=== SUPPLIED DATA ===
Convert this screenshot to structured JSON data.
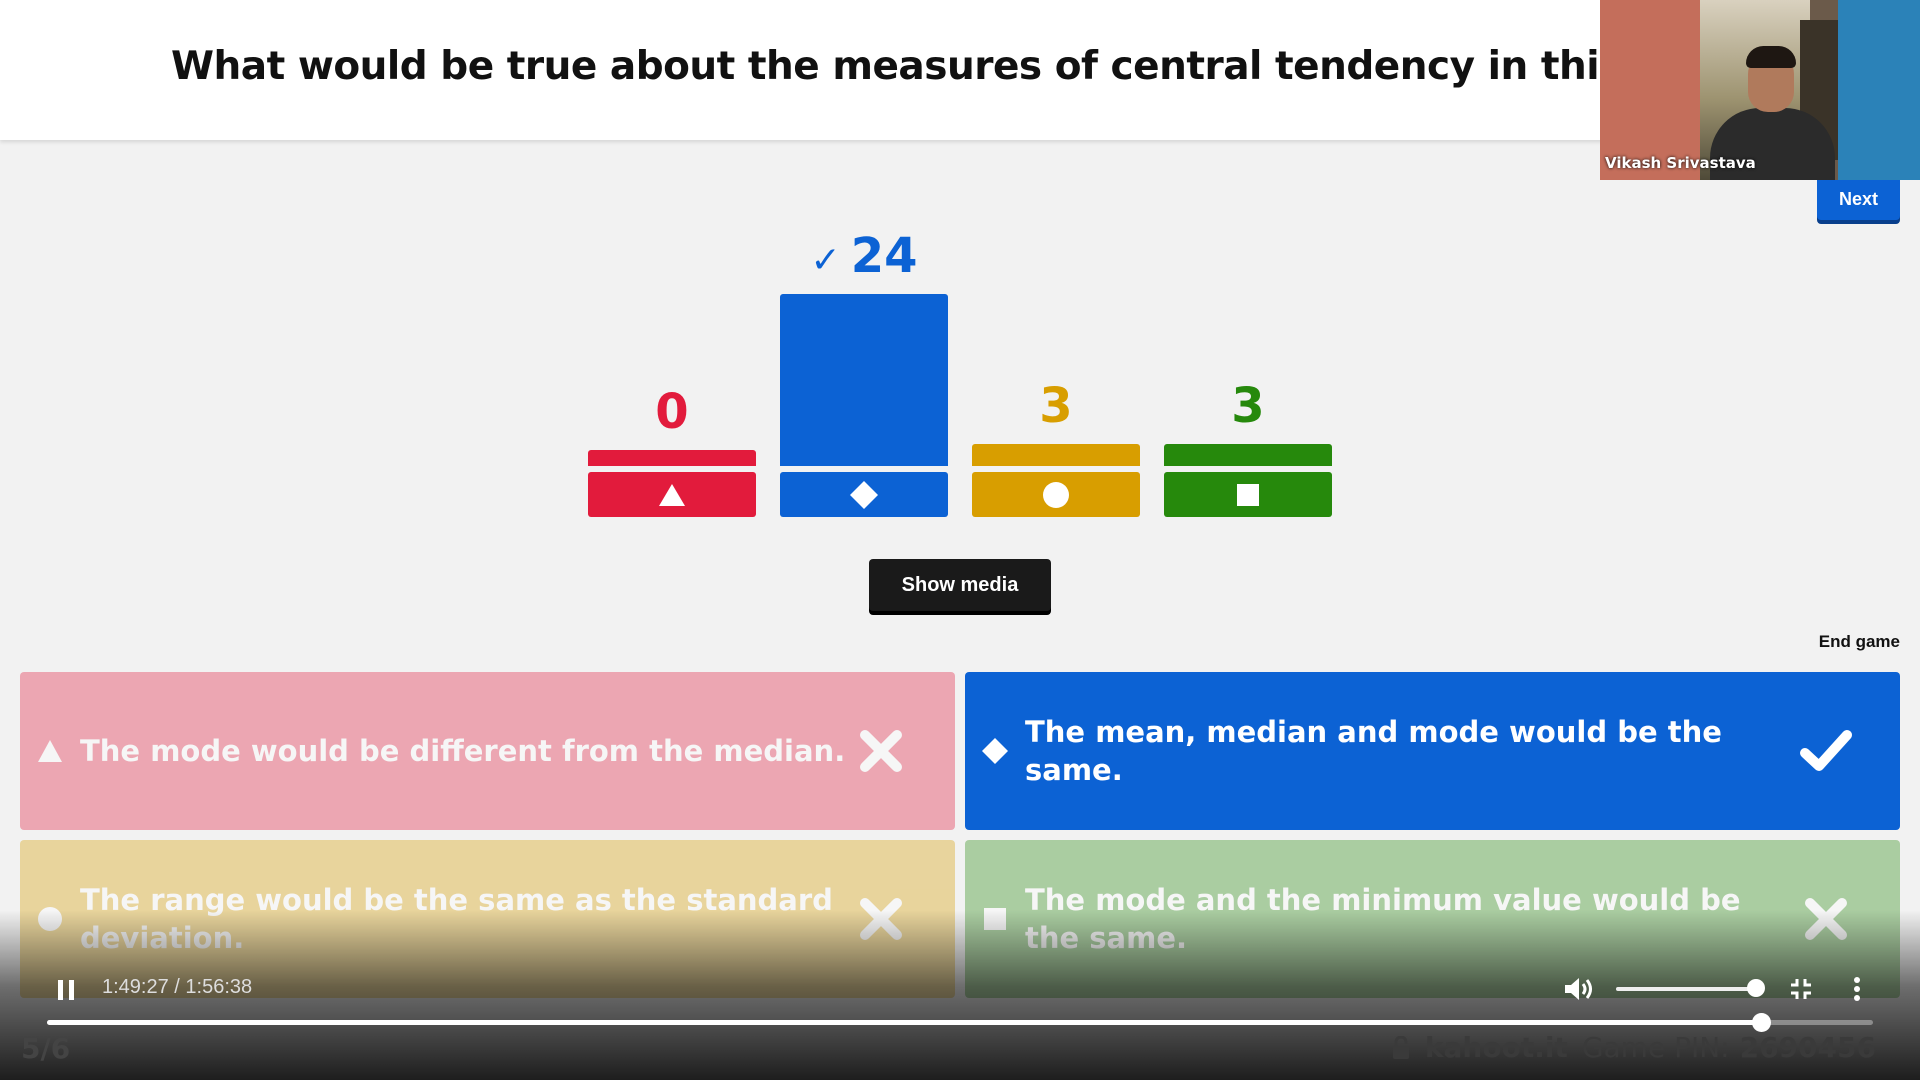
{
  "question": {
    "title": "What would be true about the measures of central tendency in this hist"
  },
  "webcam": {
    "participant_name": "Vikash Srivastava"
  },
  "toolbar": {
    "next_label": "Next",
    "show_media_label": "Show media",
    "end_game_label": "End game"
  },
  "results": {
    "max_count": 24,
    "bars": [
      {
        "count": "0",
        "value": 0,
        "color": "#e21b3c",
        "shape": "triangle-icon",
        "correct": false
      },
      {
        "count": "24",
        "value": 24,
        "color": "#0c62d4",
        "shape": "diamond-icon",
        "correct": true,
        "check": "✓"
      },
      {
        "count": "3",
        "value": 3,
        "color": "#d89e00",
        "shape": "circle-icon",
        "correct": false
      },
      {
        "count": "3",
        "value": 3,
        "color": "#26890c",
        "shape": "square-icon",
        "correct": false
      }
    ]
  },
  "answers": [
    {
      "text": "The mode would be different from the median.",
      "correct": false,
      "shape": "triangle-icon",
      "mark": "close-icon"
    },
    {
      "text": "The mean, median and mode would be the same.",
      "correct": true,
      "shape": "diamond-icon",
      "mark": "check-icon"
    },
    {
      "text": "The range would be the same as the standard deviation.",
      "correct": false,
      "shape": "circle-icon",
      "mark": "close-icon"
    },
    {
      "text": "The mode and the minimum value would be the same.",
      "correct": false,
      "shape": "square-icon",
      "mark": "close-icon"
    }
  ],
  "player": {
    "current_time": "1:49:27",
    "separator": " / ",
    "duration": "1:56:38",
    "progress_fraction": 0.9384,
    "volume_fraction": 1.0
  },
  "footer": {
    "counter": "5/6",
    "brand": "kahoot.it",
    "pin_label": "Game PIN:",
    "pin": "2690456"
  },
  "colors": {
    "red": "#e21b3c",
    "blue": "#0c62d4",
    "yellow": "#d89e00",
    "green": "#26890c"
  }
}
===
WHAT IS EXPECTED - In the listing above, locate each line with "triangle" and copy it.

RESULT FOR THIS EXERCISE -
        "shape": "triangle-icon",
      "shape": "triangle-icon",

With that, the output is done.